# Dettagli del compito
Riporta per intero, parola per parola, il brano su Sufismo e Shi'a.

Ognuno di questi due punti di vista presenta un aspetto della stessa realtà, ma vista dall’interno di due mondi che sono contenuti nel seno dell’ortodossia totale dell’Islam. Questa realtà è l’esoterismo o gnosi islamici. Se consideriamo il Sufismo e la Shi’a nella loro manifestazione storica durante i periodi successivi allora né la Shi’a né il Sunnismo, né lo stesso Sufismo all’interno del mondo sunnita, derivano l’uno dall’altro. Tutti essi ricevono la loro autorità dal Profeta e dalla fonte della rivelazione islamica. Ma se per Shi’a si vuole intendere l’esoterismo islamico, allora è naturalmente inseparabile dal Sufismo. Per esempio, gli Imam sciiti giocano un ruolo fondamentale nel Sufismo, ma come rappresentanti dell’esoterismo islamico e non specificatamente come Imam sciiti, secondo l’organizzazione successiva della fede sciita. Di fatto, tra gli storici musulmani recenti e i ricercatori moderni c’è la tendenza a cercare nei due primi secoli le chiare distinzioni che si stabilirono solo più tardi (5). E’ vero che si possono discernere elementi ‘sciiti’ durante la vita del Profeta e che Shi’a e Sunnismo hanno le loro radici nella stessa origine della rivelazione islamica, stabilita in forma provvidenziale per essere compresa da differenti tipi psicologici ed etnici. Ma le rigide divisioni degli ultimi secoli non sono discernibili nel periodo più antico. C’erano elementi sunniti con definite tendenze sciite (6), e c’erano contatti sciiti con elementi sunniti tanto a livello intellettuale che sociale. Di fatto, in certi casi risulta difficile giudicare se un autore in particolare era sciita o sunnita, specialmente prima del quarto secolo (decimo gregoriano), sebbene anche in questo periodo la vita religiosa e spirituale sciita e sunnita possedeva ognuna il proprio profumo e colore.

# Voci
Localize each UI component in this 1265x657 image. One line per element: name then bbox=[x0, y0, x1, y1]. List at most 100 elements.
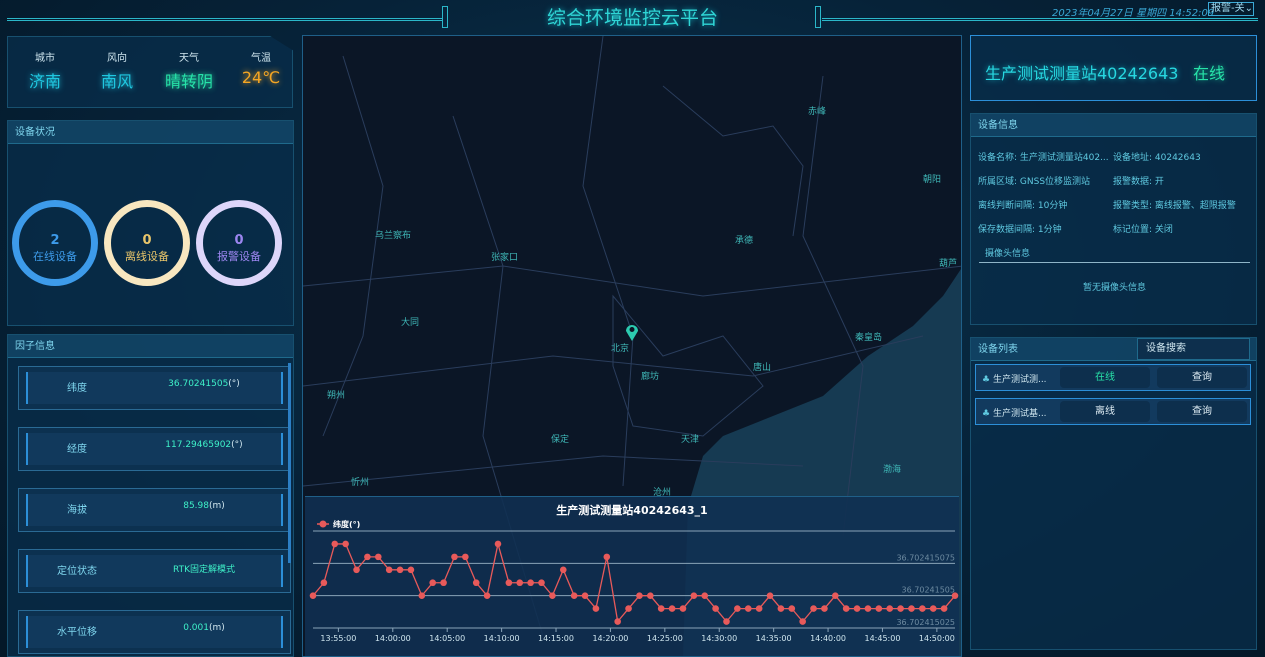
data-point bbox=[755, 605, 763, 612]
data-point bbox=[462, 553, 469, 561]
x-tick-label: 14:50:00 bbox=[919, 634, 955, 643]
city-label: 保定 bbox=[551, 435, 570, 445]
x-tick-label: 14:40:00 bbox=[810, 634, 846, 643]
data-point bbox=[364, 553, 371, 561]
city-label: 张家口 bbox=[491, 253, 519, 263]
data-point bbox=[886, 605, 894, 612]
divider bbox=[979, 262, 1250, 263]
device-list-row[interactable]: ♣ 生产测试基... 离线 查询 bbox=[975, 398, 1251, 425]
x-tick-label: 14:30:00 bbox=[701, 634, 737, 643]
data-point bbox=[418, 592, 426, 599]
x-tick-label: 14:00:00 bbox=[375, 634, 411, 643]
panel-title: 设备信息 bbox=[971, 114, 1256, 137]
weather-label: 天气 bbox=[179, 53, 199, 64]
factor-number: 85.98 bbox=[183, 501, 209, 511]
status-label: 离线设备 bbox=[125, 250, 169, 263]
x-tick-label: 14:10:00 bbox=[484, 634, 520, 643]
device-tree-icon: ♣ bbox=[982, 409, 991, 419]
device-list-row[interactable]: ♣ 生产测试测... 在线 查询 bbox=[975, 364, 1251, 391]
data-point bbox=[842, 605, 850, 612]
data-point bbox=[897, 605, 904, 612]
city-label: 赤峰 bbox=[808, 107, 827, 117]
y-tick-label: 36.70241505 bbox=[902, 586, 955, 595]
chevron-down-icon: ⌄ bbox=[1244, 3, 1253, 14]
data-point bbox=[723, 618, 730, 625]
device-status-button[interactable]: 在线 bbox=[1060, 367, 1150, 388]
data-point bbox=[483, 592, 491, 599]
x-tick-label: 14:45:00 bbox=[864, 634, 900, 643]
header-line-right bbox=[822, 18, 1258, 21]
factor-card: 水平位移 0.001(m) bbox=[18, 610, 291, 654]
factor-unit: (°) bbox=[228, 379, 240, 389]
weather-value: 南风 bbox=[100, 72, 133, 91]
data-point bbox=[603, 553, 611, 561]
status-ring[interactable]: 0 离线设备 bbox=[104, 200, 190, 286]
status-count: 0 bbox=[234, 233, 244, 248]
data-point bbox=[407, 566, 415, 574]
device-status-panel: 设备状况 2 在线设备 0 离线设备 0 报警设备 bbox=[7, 120, 294, 326]
factor-label: 海拔 bbox=[67, 505, 87, 516]
device-status-button[interactable]: 离线 bbox=[1060, 401, 1150, 422]
device-info-field: 设备名称: 生产测试测量站402... bbox=[978, 153, 1109, 163]
data-point bbox=[309, 592, 317, 599]
weather-label: 风向 bbox=[107, 53, 127, 64]
status-ring[interactable]: 0 报警设备 bbox=[196, 200, 282, 286]
data-point bbox=[494, 540, 502, 548]
data-point bbox=[951, 592, 959, 599]
data-point bbox=[451, 553, 458, 561]
alarm-select-value: 报警-关 bbox=[1211, 3, 1245, 14]
data-point bbox=[614, 618, 621, 625]
device-name: ♣ 生产测试基... bbox=[982, 406, 1047, 419]
legend-marker bbox=[319, 520, 327, 528]
factor-number: 36.70241505 bbox=[168, 379, 229, 389]
city-label: 大同 bbox=[401, 318, 420, 328]
station-name: 生产测试测量站40242643 bbox=[985, 64, 1179, 83]
device-name-text: 生产测试基... bbox=[992, 409, 1047, 419]
data-point bbox=[549, 592, 556, 599]
weather-value: 24℃ bbox=[241, 68, 281, 87]
device-search-input[interactable]: 设备搜索 bbox=[1137, 338, 1250, 360]
scrollbar[interactable] bbox=[288, 363, 291, 563]
data-point bbox=[636, 592, 643, 599]
x-tick-label: 14:05:00 bbox=[429, 634, 465, 643]
device-info-field: 离线判断间隔: 10分钟 bbox=[978, 201, 1068, 211]
data-point bbox=[647, 592, 654, 599]
status-count: 2 bbox=[50, 233, 60, 248]
factor-card: 定位状态 RTK固定解模式 bbox=[18, 549, 291, 593]
data-point bbox=[592, 605, 600, 612]
factor-card: 经度 117.29465902(°) bbox=[18, 427, 291, 471]
status-label: 报警设备 bbox=[217, 250, 261, 263]
x-tick-label: 14:25:00 bbox=[647, 634, 683, 643]
city-label: 朝阳 bbox=[923, 175, 942, 185]
city-label: 葫芦 bbox=[939, 259, 958, 269]
map-pin-icon[interactable] bbox=[625, 323, 639, 341]
data-point bbox=[396, 566, 404, 574]
factor-panel: 因子信息 纬度 36.70241505(°) 经度 117.29465902(°) 海拔… bbox=[7, 334, 294, 657]
data-point bbox=[821, 605, 828, 612]
status-ring[interactable]: 2 在线设备 bbox=[12, 200, 98, 286]
city-label: 北京 bbox=[611, 344, 630, 354]
map-view[interactable]: 赤峰 朝阳 乌兰察布 张家口 承德 葫芦 大同 北京 秦皇岛 廊坊 唐山 朔州 保定 天津 渤海 忻州 沧州 生… bbox=[302, 35, 962, 657]
device-info-field: 报警类型: 离线报警、超限报警 bbox=[1113, 201, 1236, 211]
factor-unit: (m) bbox=[208, 501, 225, 511]
factor-number: RTK固定解模式 bbox=[173, 565, 235, 575]
data-point bbox=[440, 579, 447, 587]
header-ornament bbox=[442, 6, 448, 28]
city-label: 唐山 bbox=[753, 363, 772, 373]
data-point bbox=[538, 579, 545, 587]
data-point bbox=[581, 592, 589, 599]
header-line-left bbox=[7, 18, 443, 21]
panel-title: 设备状况 bbox=[8, 121, 293, 144]
data-point bbox=[668, 605, 676, 612]
city-label: 天津 bbox=[681, 435, 700, 445]
data-point bbox=[766, 592, 774, 599]
data-point bbox=[385, 566, 393, 574]
data-point bbox=[657, 605, 665, 612]
clock: 2023年04月27日 星期四 14:52:09 bbox=[1052, 8, 1215, 19]
city-label: 朔州 bbox=[327, 391, 346, 401]
weather-item: 风向 南风 bbox=[87, 49, 147, 92]
query-button[interactable]: 查询 bbox=[1157, 401, 1247, 422]
camera-info-title: 摄像头信息 bbox=[985, 249, 1031, 259]
alarm-select[interactable]: 报警-关⌄ bbox=[1208, 2, 1254, 16]
query-button[interactable]: 查询 bbox=[1157, 367, 1247, 388]
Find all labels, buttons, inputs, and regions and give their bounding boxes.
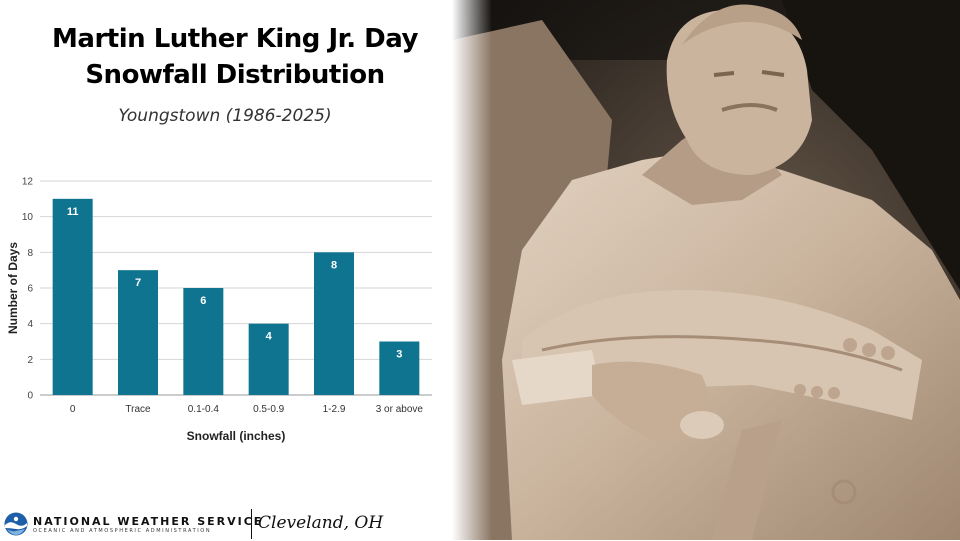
x-tick-label: 3 or above [376,404,424,415]
y-tick-label: 2 [27,355,33,366]
agency-name: NATIONAL WEATHER SERVICE [33,515,264,528]
x-tick-label: 0.1-0.4 [188,404,220,415]
office-name: Cleveland, OH [258,513,384,533]
chart-title-line1: Martin Luther King Jr. Day [52,24,418,54]
y-axis-label: Number of Days [6,242,20,334]
x-tick-label: 0.5-0.9 [253,404,285,415]
bar-data-label: 4 [266,331,273,343]
y-tick-label: 10 [22,212,34,223]
x-tick-label: 1-2.9 [323,404,346,415]
y-tick-label: 12 [22,177,34,188]
x-tick-label: 0 [70,404,76,415]
bar-data-label: 3 [396,349,402,361]
agency-subtitle: OCEANIC AND ATMOSPHERIC ADMINISTRATION [33,528,212,534]
x-tick-label: Trace [125,404,151,415]
memorial-statue-photo [452,0,960,540]
bar [183,288,224,395]
noaa-logo-icon [4,512,28,536]
footer-divider [251,509,252,539]
bar-data-label: 7 [135,277,141,289]
bar-data-label: 6 [200,295,206,307]
y-tick-label: 4 [27,319,33,330]
bar-data-label: 8 [331,259,337,271]
bar [314,252,354,395]
bar [379,341,420,395]
y-tick-label: 8 [27,248,33,259]
bar [248,323,289,395]
bar [118,270,158,395]
chart-panel: Martin Luther King Jr. Day Snowfall Dist… [0,0,470,540]
chart-title-line2: Snowfall Distribution [85,60,385,90]
bar-data-label: 11 [67,206,79,218]
chart-subtitle: Youngstown (1986-2025) [118,106,332,126]
y-tick-label: 0 [27,391,33,402]
bar [52,198,93,395]
y-tick-label: 6 [27,284,33,295]
snowfall-bar-chart: 0 2 4 6 8 10 12 11 0 7 Trace 6 0.1-0.4 4 0.5-0.9 8 1-2.9… [6,177,432,443]
x-axis-label: Snowfall (inches) [187,429,286,443]
footer: NATIONAL WEATHER SERVICE OCEANIC AND ATM… [0,505,470,541]
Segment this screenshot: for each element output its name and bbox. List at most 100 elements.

# Risultato corretto
Ognuno di questi due punti di vista presenta un aspetto della stessa realtà, ma vista dall’interno di due mondi che sono contenuti nel seno dell’ortodossia totale dell’Islam. Questa realtà è l’esoterismo o gnosi islamici. Se consideriamo il Sufismo e la Shi’a nella loro manifestazione storica durante i periodi successivi allora né la Shi’a né il Sunnismo, né lo stesso Sufismo all’interno del mondo sunnita, derivano l’uno dall’altro. Tutti essi ricevono la loro autorità dal Profeta e dalla fonte della rivelazione islamica. Ma se per Shi’a si vuole intendere l’esoterismo islamico, allora è naturalmente inseparabile dal Sufismo. Per esempio, gli Imam sciiti giocano un ruolo fondamentale nel Sufismo, ma come rappresentanti dell’esoterismo islamico e non specificatamente come Imam sciiti, secondo l’organizzazione successiva della fede sciita. Di fatto, tra gli storici musulmani recenti e i ricercatori moderni c’è la tendenza a cercare nei due primi secoli le chiare distinzioni che si stabilirono solo più tardi (5). E’ vero che si possono discernere elementi ‘sciiti’ durante la vita del Profeta e che Shi’a e Sunnismo hanno le loro radici nella stessa origine della rivelazione islamica, stabilita in forma provvidenziale per essere compresa da differenti tipi psicologici ed etnici. Ma le rigide divisioni degli ultimi secoli non sono discernibili nel periodo più antico. C’erano elementi sunniti con definite tendenze sciite (6), e c’erano contatti sciiti con elementi sunniti tanto a livello intellettuale che sociale. Di fatto, in certi casi risulta difficile giudicare se un autore in particolare era sciita o sunnita, specialmente prima del quarto secolo (decimo gregoriano), sebbene anche in questo periodo la vita religiosa e spirituale sciita e sunnita possedeva ognuna il proprio profumo e colore.